>> Start

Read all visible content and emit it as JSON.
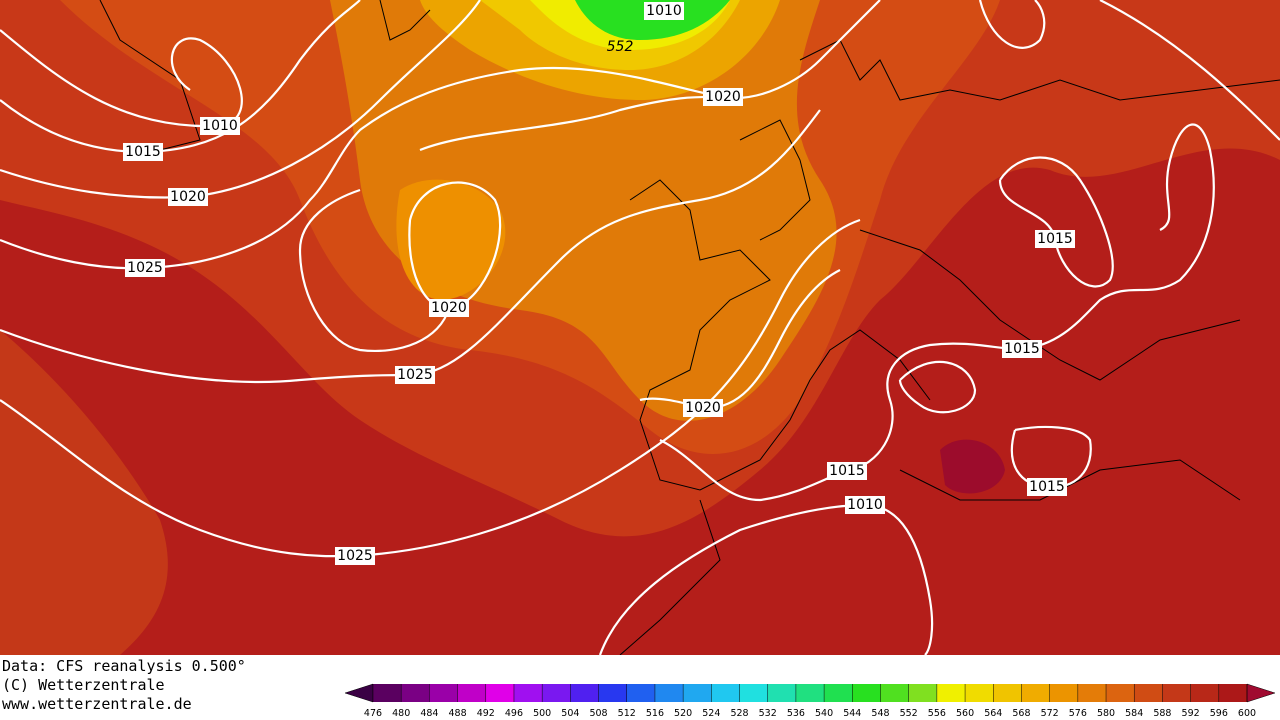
{
  "map": {
    "isobar_labels": [
      "1010",
      "1015",
      "1020",
      "1025",
      "1020",
      "1025",
      "1020",
      "1020",
      "1015",
      "1010",
      "1025",
      "1015",
      "1015",
      "1015",
      "1010",
      "552"
    ]
  },
  "footer": {
    "lines": [
      "Data: CFS reanalysis 0.500°",
      "(C) Wetterzentrale",
      "www.wetterzentrale.de"
    ]
  },
  "colorbar": {
    "levels": [
      476,
      480,
      484,
      488,
      492,
      496,
      500,
      504,
      508,
      512,
      516,
      520,
      524,
      528,
      532,
      536,
      540,
      544,
      548,
      552,
      556,
      560,
      564,
      568,
      572,
      576,
      580,
      584,
      588,
      592,
      596,
      600
    ],
    "colors": [
      "#3a0044",
      "#5a0060",
      "#7a0084",
      "#9a00a8",
      "#c000c8",
      "#e000e8",
      "#a010f0",
      "#7a18f0",
      "#5020f0",
      "#2838f0",
      "#2060f0",
      "#2088f0",
      "#20a8f0",
      "#20c8f0",
      "#20e0e0",
      "#20e0b0",
      "#20e080",
      "#20e050",
      "#28e020",
      "#50e020",
      "#80e020",
      "#f0f000",
      "#f0dc00",
      "#f0c400",
      "#f0ac00",
      "#ec9400",
      "#e47c08",
      "#dc6410",
      "#d04c14",
      "#c43818",
      "#b82818",
      "#ac1818",
      "#a00a30"
    ]
  }
}
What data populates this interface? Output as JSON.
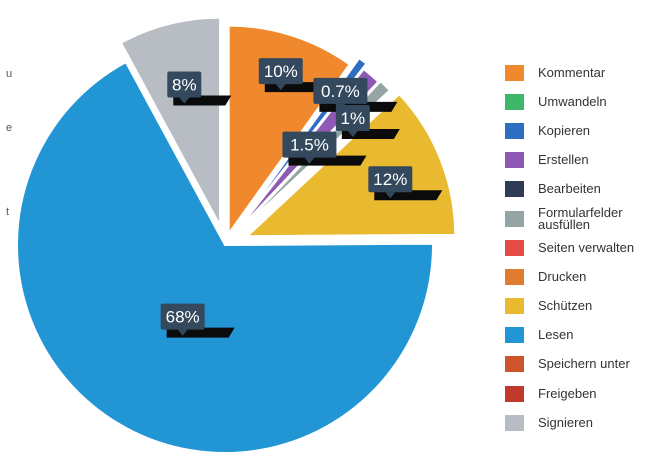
{
  "side_texts": [
    "u",
    "e",
    "t"
  ],
  "chart_data": {
    "type": "pie",
    "title": "",
    "legend_position": "right",
    "slices": [
      {
        "name": "Kommentar",
        "value": 10,
        "label": "10%",
        "color": "#F0892D"
      },
      {
        "name": "Umwandeln",
        "value": 0,
        "label": "",
        "color": "#3DB86A"
      },
      {
        "name": "Kopieren",
        "value": 0.7,
        "label": "0.7%",
        "color": "#2E6EC1"
      },
      {
        "name": "Erstellen",
        "value": 1.5,
        "label": "1.5%",
        "color": "#8E59B5"
      },
      {
        "name": "Bearbeiten",
        "value": 0,
        "label": "",
        "color": "#2E3D55"
      },
      {
        "name": "Formularfelder ausfüllen",
        "value": 1,
        "label": "1%",
        "color": "#95A5A6"
      },
      {
        "name": "Seiten verwalten",
        "value": 0,
        "label": "",
        "color": "#E54B45"
      },
      {
        "name": "Drucken",
        "value": 0,
        "label": "",
        "color": "#E07B30"
      },
      {
        "name": "Schützen",
        "value": 12,
        "label": "12%",
        "color": "#E9B930"
      },
      {
        "name": "Lesen",
        "value": 68,
        "label": "68%",
        "color": "#2295D5"
      },
      {
        "name": "Speichern unter",
        "value": 0,
        "label": "",
        "color": "#D0542B"
      },
      {
        "name": "Freigeben",
        "value": 0,
        "label": "",
        "color": "#C0392B"
      },
      {
        "name": "Signieren",
        "value": 8,
        "label": "8%",
        "color": "#B7BDC3"
      }
    ]
  }
}
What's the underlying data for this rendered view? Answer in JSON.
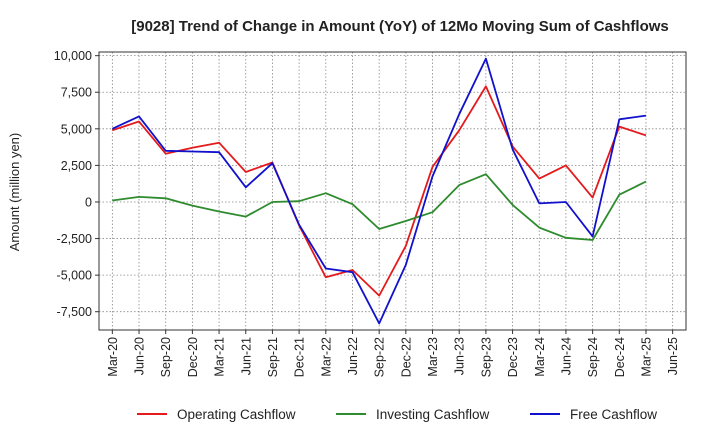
{
  "chart_data": {
    "type": "line",
    "title": "[9028]  Trend of Change in Amount (YoY) of 12Mo Moving Sum of Cashflows",
    "xlabel": "",
    "ylabel": "Amount (million yen)",
    "ylim": [
      -8750,
      10250
    ],
    "yticks": [
      10000,
      7500,
      5000,
      2500,
      0,
      -2500,
      -5000,
      -7500
    ],
    "ytick_labels": [
      "10,000",
      "7,500",
      "5,000",
      "2,500",
      "0",
      "-2,500",
      "-5,000",
      "-7,500"
    ],
    "categories": [
      "Mar-20",
      "Jun-20",
      "Sep-20",
      "Dec-20",
      "Mar-21",
      "Jun-21",
      "Sep-21",
      "Dec-21",
      "Mar-22",
      "Jun-22",
      "Sep-22",
      "Dec-22",
      "Mar-23",
      "Jun-23",
      "Sep-23",
      "Dec-23",
      "Mar-24",
      "Jun-24",
      "Sep-24",
      "Dec-24",
      "Mar-25",
      "Jun-25"
    ],
    "grid": true,
    "legend_position": "bottom",
    "series": [
      {
        "name": "Operating Cashflow",
        "color": "#e41a1c",
        "values": [
          4900,
          5500,
          3300,
          3700,
          4050,
          2050,
          2700,
          -1600,
          -5150,
          -4650,
          -6400,
          -3000,
          2400,
          4900,
          7900,
          3800,
          1600,
          2500,
          300,
          5150,
          4550,
          null
        ]
      },
      {
        "name": "Investing Cashflow",
        "color": "#2e8b2e",
        "values": [
          100,
          350,
          250,
          -250,
          -650,
          -1000,
          0,
          50,
          600,
          -150,
          -1850,
          -1300,
          -700,
          1150,
          1900,
          -200,
          -1750,
          -2450,
          -2600,
          500,
          1400,
          null
        ]
      },
      {
        "name": "Free Cashflow",
        "color": "#1111cc",
        "values": [
          5000,
          5850,
          3500,
          3450,
          3400,
          1000,
          2650,
          -1550,
          -4550,
          -4800,
          -8300,
          -4300,
          1750,
          6000,
          9800,
          3600,
          -100,
          0,
          -2350,
          5650,
          5900,
          null
        ]
      }
    ]
  }
}
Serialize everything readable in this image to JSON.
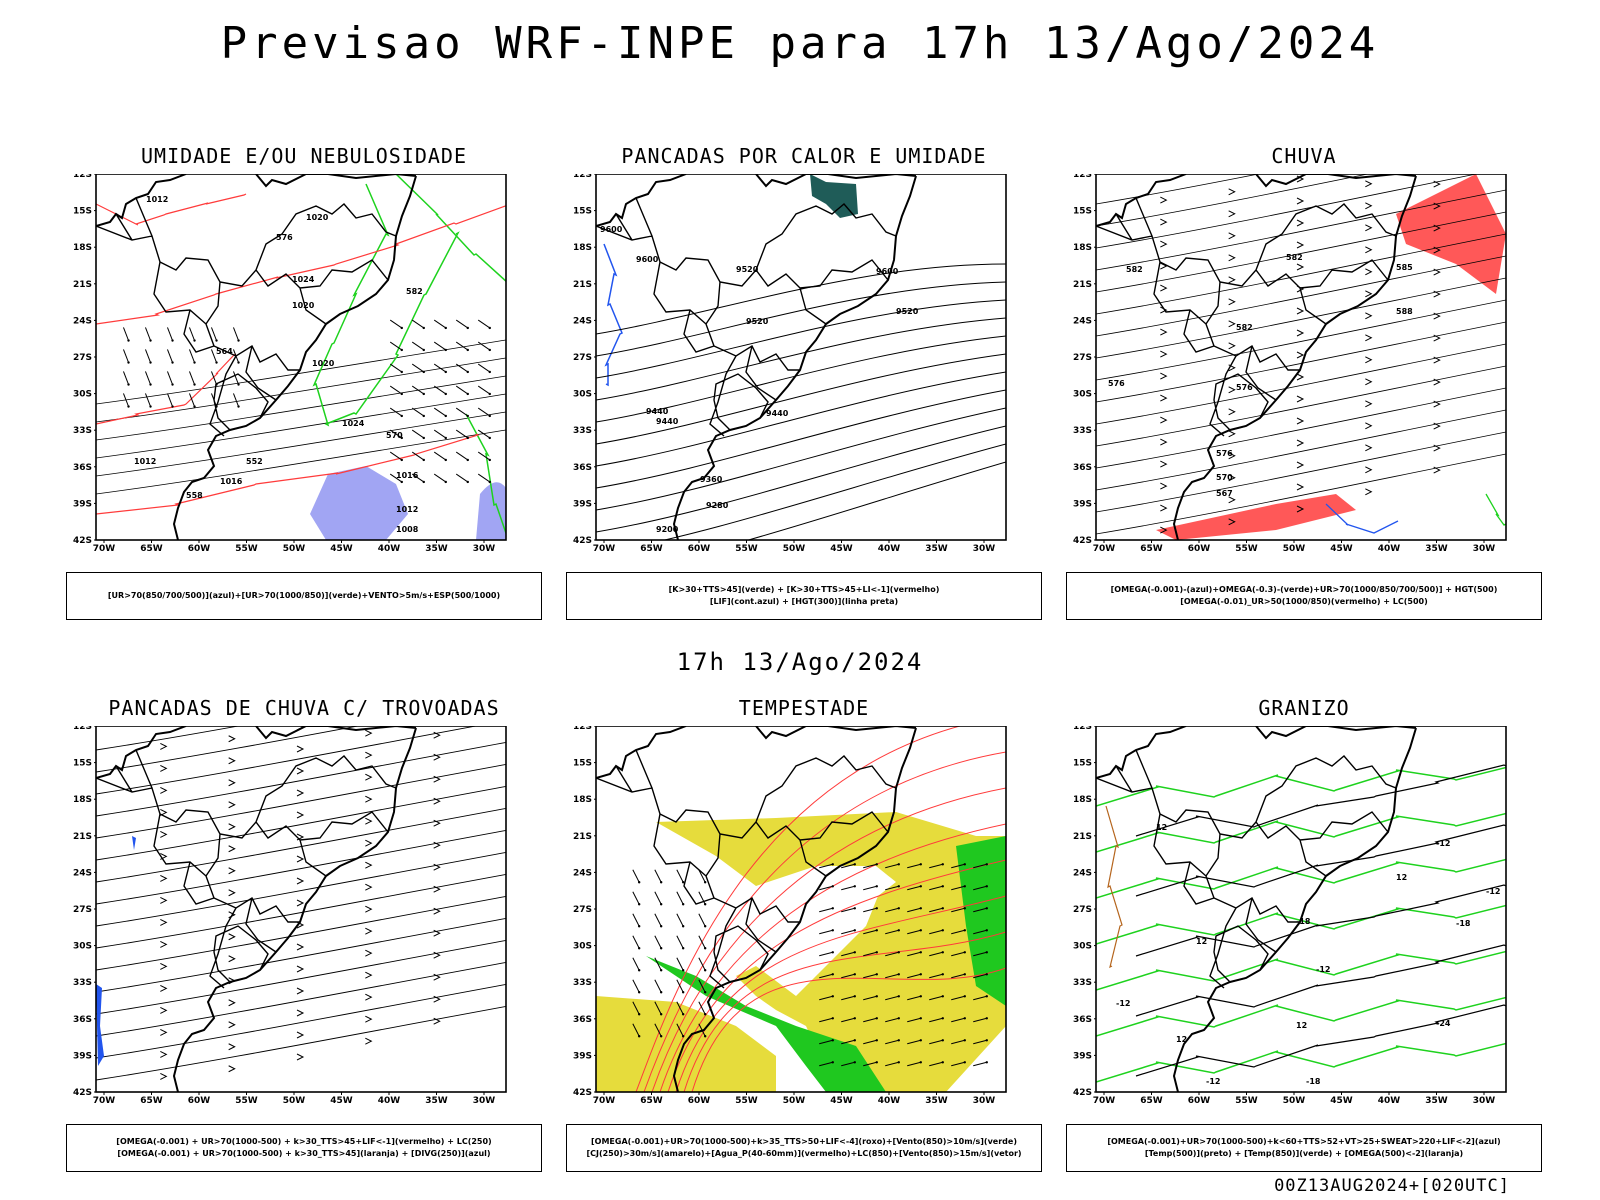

>> End

Scan the listing above and copy all lines containing the word "this".

Completed task —
What data populates this interface? Output as JSON.
What's the underlying data for this rendered view? Answer in JSON.
Serialize everything readable in this image to JSON.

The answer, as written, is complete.